Every line that contains the word "Density" should be copied.

++++

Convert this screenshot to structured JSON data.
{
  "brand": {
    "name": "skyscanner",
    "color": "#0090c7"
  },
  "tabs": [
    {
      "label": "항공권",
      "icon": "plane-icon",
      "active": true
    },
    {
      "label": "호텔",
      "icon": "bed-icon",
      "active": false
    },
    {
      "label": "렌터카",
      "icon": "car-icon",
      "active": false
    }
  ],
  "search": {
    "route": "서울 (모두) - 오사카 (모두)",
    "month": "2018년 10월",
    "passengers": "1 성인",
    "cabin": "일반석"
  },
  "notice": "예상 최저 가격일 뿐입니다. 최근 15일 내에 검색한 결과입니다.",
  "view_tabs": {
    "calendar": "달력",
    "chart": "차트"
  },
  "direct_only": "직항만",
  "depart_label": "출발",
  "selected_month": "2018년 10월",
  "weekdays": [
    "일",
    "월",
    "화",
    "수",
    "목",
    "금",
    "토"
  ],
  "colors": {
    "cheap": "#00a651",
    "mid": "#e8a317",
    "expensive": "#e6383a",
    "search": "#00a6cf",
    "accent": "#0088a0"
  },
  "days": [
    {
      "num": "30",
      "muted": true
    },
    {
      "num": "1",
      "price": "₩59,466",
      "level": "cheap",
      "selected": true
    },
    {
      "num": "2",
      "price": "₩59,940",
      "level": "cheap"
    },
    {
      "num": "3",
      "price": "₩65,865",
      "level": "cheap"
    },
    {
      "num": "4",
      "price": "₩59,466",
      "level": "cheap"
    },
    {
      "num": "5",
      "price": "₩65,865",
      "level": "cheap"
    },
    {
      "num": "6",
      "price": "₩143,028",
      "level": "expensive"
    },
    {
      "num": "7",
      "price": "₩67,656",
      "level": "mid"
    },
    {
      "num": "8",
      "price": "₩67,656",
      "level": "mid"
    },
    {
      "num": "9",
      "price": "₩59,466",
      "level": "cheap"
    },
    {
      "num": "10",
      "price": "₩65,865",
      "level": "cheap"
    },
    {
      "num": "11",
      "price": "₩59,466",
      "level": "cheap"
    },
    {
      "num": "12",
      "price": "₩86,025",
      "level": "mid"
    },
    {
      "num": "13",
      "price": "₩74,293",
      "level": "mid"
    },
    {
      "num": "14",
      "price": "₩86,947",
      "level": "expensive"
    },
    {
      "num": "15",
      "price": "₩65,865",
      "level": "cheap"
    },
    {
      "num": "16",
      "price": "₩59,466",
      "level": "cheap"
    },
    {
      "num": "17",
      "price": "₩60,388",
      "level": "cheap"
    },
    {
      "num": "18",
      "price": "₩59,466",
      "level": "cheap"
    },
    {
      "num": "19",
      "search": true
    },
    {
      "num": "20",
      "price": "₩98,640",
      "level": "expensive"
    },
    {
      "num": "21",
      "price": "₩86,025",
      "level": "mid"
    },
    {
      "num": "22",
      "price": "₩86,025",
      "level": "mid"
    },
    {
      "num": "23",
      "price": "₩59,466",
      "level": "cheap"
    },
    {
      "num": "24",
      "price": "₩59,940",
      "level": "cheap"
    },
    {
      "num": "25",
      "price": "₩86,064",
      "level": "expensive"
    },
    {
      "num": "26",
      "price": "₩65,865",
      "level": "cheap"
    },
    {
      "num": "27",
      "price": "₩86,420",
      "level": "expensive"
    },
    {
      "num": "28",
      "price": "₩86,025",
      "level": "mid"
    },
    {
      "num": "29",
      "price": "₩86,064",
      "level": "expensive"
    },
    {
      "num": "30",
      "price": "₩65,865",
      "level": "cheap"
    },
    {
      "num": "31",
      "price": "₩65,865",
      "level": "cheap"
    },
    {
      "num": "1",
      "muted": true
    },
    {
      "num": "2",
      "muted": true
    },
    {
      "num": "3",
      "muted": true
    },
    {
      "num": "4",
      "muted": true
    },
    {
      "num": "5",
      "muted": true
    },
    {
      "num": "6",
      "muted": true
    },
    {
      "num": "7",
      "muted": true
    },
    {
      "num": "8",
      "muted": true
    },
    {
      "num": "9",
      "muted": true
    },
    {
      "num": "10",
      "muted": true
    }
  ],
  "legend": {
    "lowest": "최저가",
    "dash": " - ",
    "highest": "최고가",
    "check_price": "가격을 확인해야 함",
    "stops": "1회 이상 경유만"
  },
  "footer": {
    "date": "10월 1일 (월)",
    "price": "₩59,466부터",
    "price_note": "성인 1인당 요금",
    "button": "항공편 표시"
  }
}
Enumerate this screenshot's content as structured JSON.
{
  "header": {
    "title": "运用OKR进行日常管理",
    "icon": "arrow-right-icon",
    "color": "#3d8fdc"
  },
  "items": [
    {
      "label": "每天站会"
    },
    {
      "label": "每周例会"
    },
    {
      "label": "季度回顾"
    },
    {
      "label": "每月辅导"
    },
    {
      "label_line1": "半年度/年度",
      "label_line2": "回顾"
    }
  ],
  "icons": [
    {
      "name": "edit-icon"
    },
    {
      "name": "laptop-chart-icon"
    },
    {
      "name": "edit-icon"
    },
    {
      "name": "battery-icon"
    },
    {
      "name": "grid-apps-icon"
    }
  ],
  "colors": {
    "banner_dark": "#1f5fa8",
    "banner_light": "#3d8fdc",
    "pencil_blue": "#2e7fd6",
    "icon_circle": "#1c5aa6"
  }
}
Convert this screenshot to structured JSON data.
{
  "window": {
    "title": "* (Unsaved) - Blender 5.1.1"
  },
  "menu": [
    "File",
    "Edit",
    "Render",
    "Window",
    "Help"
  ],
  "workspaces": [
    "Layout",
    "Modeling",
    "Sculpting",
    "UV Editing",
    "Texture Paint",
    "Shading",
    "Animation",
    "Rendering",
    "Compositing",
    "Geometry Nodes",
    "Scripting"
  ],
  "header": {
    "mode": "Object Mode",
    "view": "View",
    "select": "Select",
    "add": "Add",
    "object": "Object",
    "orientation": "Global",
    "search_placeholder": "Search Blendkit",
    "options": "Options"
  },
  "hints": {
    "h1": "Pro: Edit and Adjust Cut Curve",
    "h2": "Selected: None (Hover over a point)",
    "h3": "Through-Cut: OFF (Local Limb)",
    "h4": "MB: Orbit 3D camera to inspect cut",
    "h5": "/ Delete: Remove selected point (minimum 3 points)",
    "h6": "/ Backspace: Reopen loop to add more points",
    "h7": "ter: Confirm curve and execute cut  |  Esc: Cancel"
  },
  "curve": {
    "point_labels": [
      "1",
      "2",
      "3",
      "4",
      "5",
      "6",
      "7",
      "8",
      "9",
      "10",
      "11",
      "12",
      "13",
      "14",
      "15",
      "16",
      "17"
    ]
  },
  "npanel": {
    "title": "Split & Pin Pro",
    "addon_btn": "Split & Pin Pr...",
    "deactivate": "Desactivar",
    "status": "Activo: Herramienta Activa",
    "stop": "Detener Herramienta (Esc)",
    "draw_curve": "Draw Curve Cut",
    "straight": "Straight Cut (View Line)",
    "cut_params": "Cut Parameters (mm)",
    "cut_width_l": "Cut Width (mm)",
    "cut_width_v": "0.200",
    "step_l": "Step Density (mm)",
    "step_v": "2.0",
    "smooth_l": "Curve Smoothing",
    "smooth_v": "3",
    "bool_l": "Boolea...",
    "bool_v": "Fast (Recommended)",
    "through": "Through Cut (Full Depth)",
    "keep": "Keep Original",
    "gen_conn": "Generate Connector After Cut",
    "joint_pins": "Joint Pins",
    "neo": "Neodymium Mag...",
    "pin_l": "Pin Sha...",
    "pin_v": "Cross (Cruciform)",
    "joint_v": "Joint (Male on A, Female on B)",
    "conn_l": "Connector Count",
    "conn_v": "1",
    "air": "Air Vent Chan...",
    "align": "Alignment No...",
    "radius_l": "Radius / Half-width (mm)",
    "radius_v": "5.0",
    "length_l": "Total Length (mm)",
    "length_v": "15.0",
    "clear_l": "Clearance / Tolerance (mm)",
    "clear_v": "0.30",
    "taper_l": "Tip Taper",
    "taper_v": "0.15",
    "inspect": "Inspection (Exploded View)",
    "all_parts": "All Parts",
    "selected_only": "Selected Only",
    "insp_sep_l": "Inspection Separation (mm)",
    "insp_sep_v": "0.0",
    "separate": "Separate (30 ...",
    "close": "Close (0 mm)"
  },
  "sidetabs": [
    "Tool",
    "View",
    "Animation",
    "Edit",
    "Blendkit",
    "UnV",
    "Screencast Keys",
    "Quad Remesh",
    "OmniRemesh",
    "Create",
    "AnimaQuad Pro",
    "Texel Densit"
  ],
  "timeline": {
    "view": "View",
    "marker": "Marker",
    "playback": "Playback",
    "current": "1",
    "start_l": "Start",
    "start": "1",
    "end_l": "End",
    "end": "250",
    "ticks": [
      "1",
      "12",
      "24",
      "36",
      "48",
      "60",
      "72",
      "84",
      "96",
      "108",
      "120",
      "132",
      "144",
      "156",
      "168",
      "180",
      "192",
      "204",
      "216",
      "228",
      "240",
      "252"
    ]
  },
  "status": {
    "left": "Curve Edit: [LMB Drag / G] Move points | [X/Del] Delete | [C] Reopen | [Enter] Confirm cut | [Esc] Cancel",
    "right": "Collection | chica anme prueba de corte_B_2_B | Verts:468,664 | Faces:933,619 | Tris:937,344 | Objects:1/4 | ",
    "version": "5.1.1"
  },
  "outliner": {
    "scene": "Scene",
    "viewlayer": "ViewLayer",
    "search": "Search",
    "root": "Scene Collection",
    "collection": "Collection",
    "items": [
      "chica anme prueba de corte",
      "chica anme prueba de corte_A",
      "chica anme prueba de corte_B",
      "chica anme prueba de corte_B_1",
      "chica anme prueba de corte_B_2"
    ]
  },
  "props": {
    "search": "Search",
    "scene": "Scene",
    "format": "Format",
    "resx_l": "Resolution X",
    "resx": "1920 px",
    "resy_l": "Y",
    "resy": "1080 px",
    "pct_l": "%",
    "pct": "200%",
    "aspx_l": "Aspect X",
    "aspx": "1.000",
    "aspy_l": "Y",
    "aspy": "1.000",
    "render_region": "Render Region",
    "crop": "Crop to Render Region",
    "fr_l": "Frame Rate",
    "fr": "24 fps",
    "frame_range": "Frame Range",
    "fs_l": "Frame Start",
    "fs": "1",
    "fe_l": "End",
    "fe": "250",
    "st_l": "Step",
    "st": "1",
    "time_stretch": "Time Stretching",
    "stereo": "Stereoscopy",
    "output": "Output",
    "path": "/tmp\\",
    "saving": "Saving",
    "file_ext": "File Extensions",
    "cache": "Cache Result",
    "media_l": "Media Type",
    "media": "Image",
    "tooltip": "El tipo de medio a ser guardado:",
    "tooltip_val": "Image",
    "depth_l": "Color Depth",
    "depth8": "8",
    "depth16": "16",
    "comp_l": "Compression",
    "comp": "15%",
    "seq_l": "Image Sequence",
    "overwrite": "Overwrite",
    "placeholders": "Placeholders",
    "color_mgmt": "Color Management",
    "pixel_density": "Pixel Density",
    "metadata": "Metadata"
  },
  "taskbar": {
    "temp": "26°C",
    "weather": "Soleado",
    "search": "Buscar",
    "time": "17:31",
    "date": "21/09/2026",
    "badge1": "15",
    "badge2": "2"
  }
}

++++

SOLVED EXERCISE:
    "step_l": "Step Density (mm)",
    "pixel_density": "Pixel Density",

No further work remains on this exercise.